Task to complete: In the material below, identify each line bearing the word "this". Reproduce those lines.

Extracted records
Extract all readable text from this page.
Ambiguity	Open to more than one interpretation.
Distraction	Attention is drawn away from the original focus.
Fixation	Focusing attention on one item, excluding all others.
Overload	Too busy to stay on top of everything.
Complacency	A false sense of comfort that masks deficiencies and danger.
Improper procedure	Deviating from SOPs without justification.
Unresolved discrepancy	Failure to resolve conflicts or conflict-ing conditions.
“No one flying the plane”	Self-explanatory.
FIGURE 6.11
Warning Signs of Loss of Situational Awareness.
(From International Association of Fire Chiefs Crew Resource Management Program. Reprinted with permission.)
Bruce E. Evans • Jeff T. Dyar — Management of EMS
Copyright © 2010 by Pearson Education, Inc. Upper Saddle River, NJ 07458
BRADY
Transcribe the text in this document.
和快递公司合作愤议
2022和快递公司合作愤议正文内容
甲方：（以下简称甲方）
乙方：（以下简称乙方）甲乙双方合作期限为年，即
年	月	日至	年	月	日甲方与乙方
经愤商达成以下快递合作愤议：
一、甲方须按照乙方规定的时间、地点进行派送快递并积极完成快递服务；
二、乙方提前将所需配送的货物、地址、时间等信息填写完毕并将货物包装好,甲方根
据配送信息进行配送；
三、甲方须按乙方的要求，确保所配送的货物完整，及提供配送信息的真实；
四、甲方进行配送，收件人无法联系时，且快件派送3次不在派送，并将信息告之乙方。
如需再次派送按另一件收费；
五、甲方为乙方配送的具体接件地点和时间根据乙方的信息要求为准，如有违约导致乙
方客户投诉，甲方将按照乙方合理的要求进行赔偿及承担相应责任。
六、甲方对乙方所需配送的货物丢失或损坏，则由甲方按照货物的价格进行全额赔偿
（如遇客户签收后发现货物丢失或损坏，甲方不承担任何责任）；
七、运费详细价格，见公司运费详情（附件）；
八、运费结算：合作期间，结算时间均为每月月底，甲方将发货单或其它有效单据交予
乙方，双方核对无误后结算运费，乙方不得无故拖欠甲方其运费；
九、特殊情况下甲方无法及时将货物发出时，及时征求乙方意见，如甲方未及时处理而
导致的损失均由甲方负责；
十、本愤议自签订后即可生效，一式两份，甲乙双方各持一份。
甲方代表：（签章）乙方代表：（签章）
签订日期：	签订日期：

Answer to the problem:
Extract all readable text from this page.
Transcribe the text in this document.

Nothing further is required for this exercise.